**Extract to read:**
------------------------------------------------------------------------

Compensation Committee Interlocks and Insider Participation
- - -----------------------------------------------------------

              The Company's Board of Directors has no compensation
committee (or other Board committee performing equivalent functions); 
compensation policies applicable to executive officers are determined 
by the Board.  During the fiscal year ended December 31, 1993, the 
officers of the Company participating in the Board's deliberations 
concerning executive compensation were Martin E. Tash, Mark Shaw and 
Bernard Bressler (who are members of the Board).
              During the fiscal year ended December 31, 1993, Martin
E. Tash (an executive officer of the Company) served as a member
of the Board of Directors of Gradco Systems, Inc. ("Gradco"). 
Gradco has no compensation committee (or other Board committee
performing equivalent functions); compensation policies applicable
to executive officers are determined by its Board.  Mr. Tash is
an executive officer of Gradco and is the only such executive
officer who also served on the Company's Board.  Bernard Bressler 
(Secretary and a director of the Company) is an officer and director 
of Gradco, but he is not an executive officer of either entity.
              During the period since January 1, 1993, there were no
transactions between the Company and Gradco of the type required to be 
disclosed under Certain Relationships and Related Transactions (below).
                ----------------------------------------------

Board Report on Executive Compensation
- - --------------------------------------

         The Board of Directors of the Company, consisting of six members, 
approves all of the policies under which compensation is paid or awarded to 
the Company's executive officers.  Two executive officers (Messrs. Tash and 
Shaw) are members of the Board, the third (Mr. Patel) is not.

------------------------------------------------------------------------

**Recorded information:**
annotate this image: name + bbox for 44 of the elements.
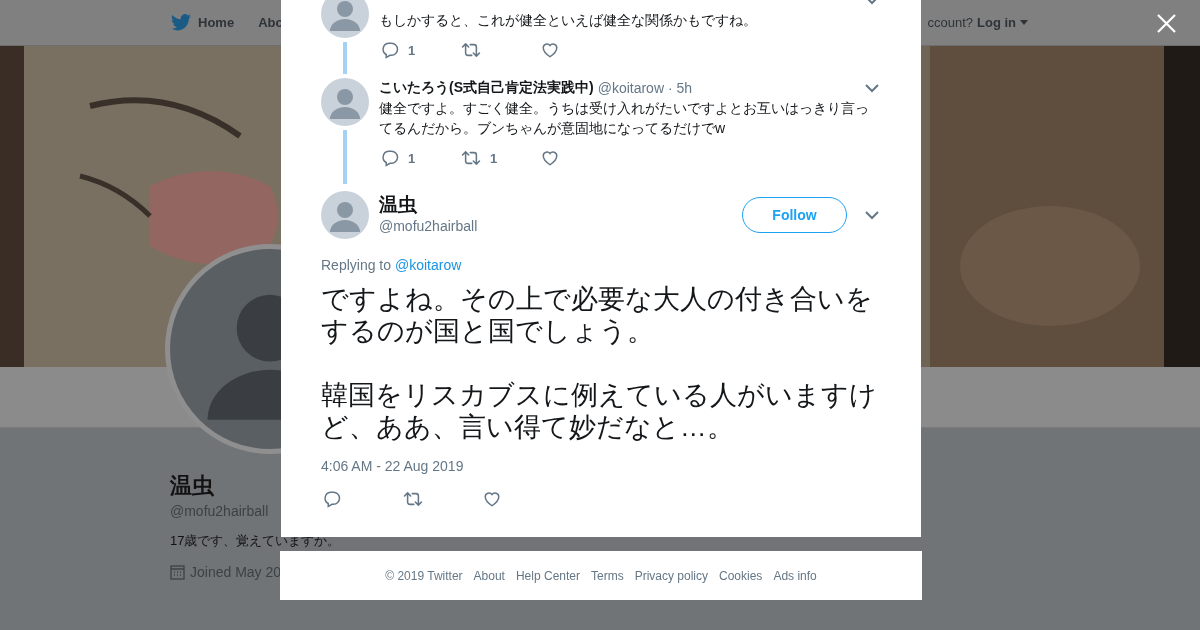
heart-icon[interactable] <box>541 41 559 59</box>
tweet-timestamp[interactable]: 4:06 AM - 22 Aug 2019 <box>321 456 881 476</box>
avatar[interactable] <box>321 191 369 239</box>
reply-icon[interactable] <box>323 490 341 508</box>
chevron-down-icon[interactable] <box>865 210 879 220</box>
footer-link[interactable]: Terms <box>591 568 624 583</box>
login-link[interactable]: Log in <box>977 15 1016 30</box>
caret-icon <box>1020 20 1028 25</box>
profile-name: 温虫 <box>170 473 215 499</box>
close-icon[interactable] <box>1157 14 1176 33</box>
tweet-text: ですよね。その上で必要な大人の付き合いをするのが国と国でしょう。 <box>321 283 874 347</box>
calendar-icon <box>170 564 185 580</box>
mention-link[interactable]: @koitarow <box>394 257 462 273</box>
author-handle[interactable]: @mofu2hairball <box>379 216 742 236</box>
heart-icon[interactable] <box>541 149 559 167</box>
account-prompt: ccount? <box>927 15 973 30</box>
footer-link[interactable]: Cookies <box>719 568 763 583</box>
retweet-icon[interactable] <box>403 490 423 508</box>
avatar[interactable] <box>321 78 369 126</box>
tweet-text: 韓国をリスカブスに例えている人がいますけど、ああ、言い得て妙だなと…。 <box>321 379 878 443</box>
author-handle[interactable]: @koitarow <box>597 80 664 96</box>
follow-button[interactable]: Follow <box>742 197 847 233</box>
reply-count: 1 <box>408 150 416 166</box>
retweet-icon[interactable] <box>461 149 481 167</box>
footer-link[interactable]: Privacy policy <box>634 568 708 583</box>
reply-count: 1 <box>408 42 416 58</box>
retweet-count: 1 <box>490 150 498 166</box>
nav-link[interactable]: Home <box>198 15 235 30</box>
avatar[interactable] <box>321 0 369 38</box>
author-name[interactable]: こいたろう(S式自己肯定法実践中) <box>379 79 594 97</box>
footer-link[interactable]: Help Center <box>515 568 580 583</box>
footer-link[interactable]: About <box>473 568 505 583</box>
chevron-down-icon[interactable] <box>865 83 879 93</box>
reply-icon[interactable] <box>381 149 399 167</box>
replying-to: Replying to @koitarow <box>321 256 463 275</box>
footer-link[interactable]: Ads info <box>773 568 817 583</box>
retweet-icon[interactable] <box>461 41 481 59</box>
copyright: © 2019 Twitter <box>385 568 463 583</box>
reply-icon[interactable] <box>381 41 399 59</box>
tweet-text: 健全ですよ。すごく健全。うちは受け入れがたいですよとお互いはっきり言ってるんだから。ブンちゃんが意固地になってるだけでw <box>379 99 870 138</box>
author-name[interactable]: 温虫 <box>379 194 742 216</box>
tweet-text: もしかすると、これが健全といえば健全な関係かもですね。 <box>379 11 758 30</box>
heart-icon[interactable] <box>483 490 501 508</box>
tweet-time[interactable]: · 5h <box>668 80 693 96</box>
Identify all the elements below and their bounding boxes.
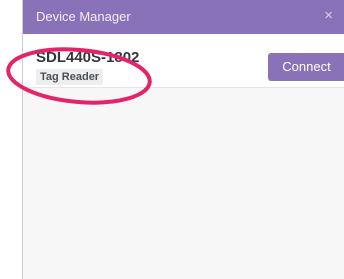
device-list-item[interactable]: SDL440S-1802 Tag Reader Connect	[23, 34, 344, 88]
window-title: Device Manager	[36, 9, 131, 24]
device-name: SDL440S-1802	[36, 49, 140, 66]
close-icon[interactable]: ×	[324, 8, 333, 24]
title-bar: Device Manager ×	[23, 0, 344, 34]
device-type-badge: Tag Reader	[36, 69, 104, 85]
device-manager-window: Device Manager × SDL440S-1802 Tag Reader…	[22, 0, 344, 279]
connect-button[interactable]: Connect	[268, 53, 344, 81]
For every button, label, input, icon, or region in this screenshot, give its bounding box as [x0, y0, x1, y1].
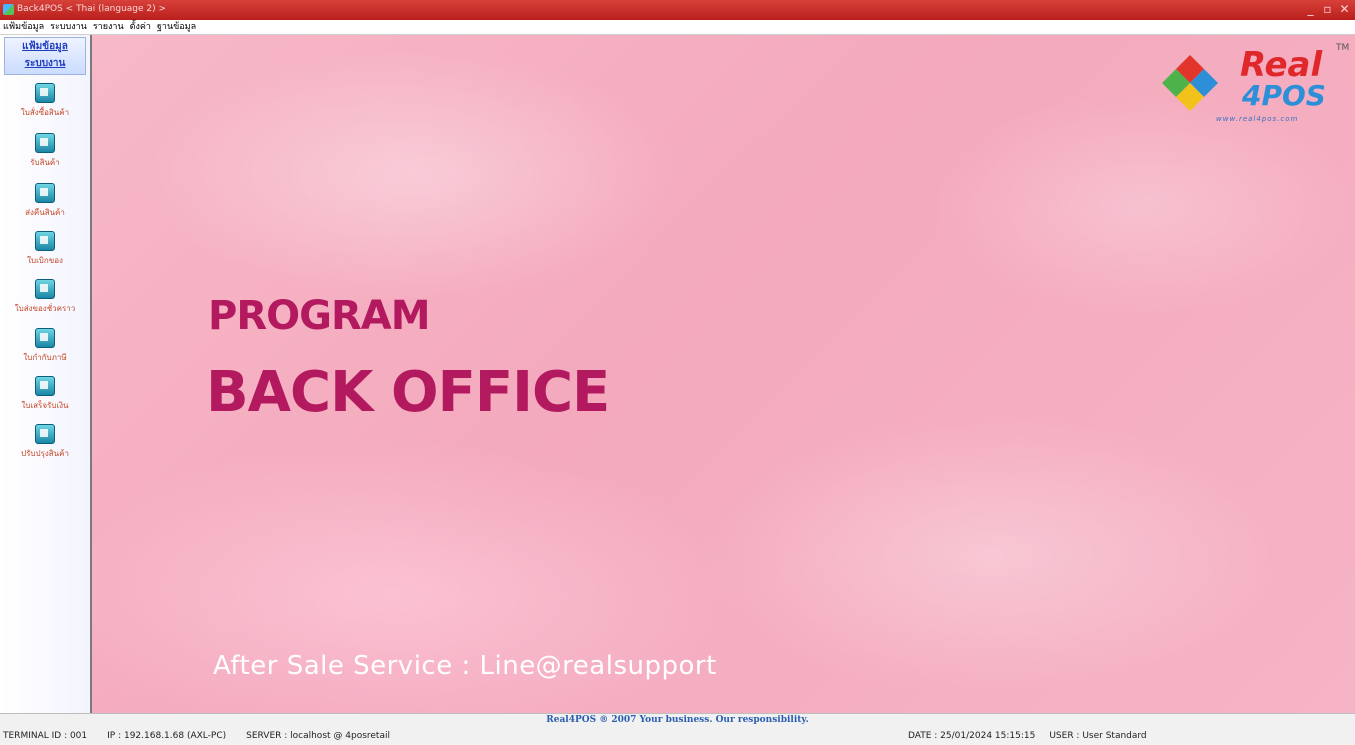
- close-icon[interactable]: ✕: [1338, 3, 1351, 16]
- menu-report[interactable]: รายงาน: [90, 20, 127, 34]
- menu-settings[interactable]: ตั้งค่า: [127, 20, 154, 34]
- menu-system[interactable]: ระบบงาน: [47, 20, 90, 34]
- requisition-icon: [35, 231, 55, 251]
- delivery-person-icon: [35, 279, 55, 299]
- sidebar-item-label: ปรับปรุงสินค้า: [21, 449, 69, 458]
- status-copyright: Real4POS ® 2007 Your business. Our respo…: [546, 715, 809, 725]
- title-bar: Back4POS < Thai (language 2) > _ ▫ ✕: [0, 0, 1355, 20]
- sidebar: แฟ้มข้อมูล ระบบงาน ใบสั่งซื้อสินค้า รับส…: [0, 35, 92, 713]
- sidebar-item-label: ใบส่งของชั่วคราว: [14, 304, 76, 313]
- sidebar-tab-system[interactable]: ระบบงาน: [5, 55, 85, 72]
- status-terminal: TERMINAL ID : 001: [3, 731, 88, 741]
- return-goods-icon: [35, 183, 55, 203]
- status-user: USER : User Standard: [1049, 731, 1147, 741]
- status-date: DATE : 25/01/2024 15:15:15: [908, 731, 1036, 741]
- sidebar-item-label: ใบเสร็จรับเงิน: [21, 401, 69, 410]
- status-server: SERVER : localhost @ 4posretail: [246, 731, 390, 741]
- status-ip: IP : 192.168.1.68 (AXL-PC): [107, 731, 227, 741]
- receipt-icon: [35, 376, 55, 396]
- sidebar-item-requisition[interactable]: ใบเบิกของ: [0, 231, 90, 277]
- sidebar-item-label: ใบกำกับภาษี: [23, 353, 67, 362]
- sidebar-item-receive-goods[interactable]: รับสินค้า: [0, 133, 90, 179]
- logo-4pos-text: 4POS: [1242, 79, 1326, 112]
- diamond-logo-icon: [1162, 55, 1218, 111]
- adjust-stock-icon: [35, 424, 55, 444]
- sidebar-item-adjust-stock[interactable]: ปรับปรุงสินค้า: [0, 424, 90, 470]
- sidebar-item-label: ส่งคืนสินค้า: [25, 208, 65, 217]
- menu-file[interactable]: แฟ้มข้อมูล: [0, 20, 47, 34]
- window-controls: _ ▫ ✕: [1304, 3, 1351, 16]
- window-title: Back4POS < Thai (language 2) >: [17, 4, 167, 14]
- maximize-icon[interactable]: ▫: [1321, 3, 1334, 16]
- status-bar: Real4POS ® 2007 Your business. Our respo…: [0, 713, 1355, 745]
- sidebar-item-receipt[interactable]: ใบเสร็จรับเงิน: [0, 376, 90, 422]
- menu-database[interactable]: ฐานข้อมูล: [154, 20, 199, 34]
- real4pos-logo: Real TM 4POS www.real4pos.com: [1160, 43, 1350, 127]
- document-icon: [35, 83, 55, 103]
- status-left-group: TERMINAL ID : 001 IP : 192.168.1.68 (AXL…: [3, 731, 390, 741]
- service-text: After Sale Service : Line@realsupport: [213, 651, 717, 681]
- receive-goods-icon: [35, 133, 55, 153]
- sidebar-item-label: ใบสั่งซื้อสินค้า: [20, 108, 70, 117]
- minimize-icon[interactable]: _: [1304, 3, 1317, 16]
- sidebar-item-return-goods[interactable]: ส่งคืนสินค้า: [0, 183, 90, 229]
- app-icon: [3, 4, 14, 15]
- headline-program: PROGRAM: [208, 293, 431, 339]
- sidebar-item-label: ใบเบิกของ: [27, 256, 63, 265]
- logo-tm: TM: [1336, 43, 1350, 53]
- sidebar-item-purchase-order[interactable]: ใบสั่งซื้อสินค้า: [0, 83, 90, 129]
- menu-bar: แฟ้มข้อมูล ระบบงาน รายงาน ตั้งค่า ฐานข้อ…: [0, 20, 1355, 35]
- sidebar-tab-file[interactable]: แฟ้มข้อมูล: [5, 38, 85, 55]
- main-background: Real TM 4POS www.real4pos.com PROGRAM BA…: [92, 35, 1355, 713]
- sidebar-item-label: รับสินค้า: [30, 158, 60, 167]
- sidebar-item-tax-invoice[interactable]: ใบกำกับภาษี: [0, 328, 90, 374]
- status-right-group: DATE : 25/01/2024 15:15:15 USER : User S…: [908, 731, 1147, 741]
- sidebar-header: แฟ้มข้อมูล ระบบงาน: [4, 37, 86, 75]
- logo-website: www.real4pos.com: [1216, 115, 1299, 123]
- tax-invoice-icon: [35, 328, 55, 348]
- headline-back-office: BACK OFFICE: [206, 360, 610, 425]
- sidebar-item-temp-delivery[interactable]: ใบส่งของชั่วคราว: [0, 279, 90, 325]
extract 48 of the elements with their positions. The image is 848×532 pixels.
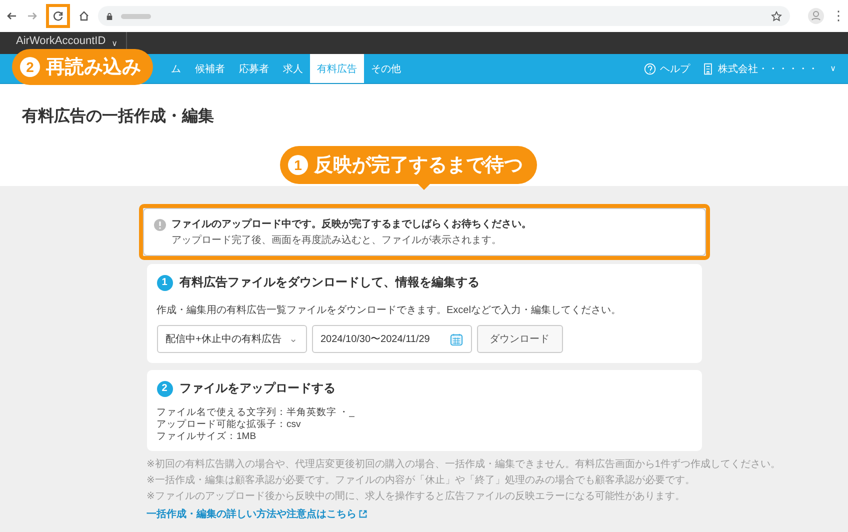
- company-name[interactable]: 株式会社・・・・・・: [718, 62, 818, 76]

------------------------------------------------------------------------

**Problem statement:** List every person named in the executive compensation extract, giving each name as fully as the extract does.

**Output of the exercise:** Martin E. Tash, Mark Shaw, Bernard Bressler, Mr. Patel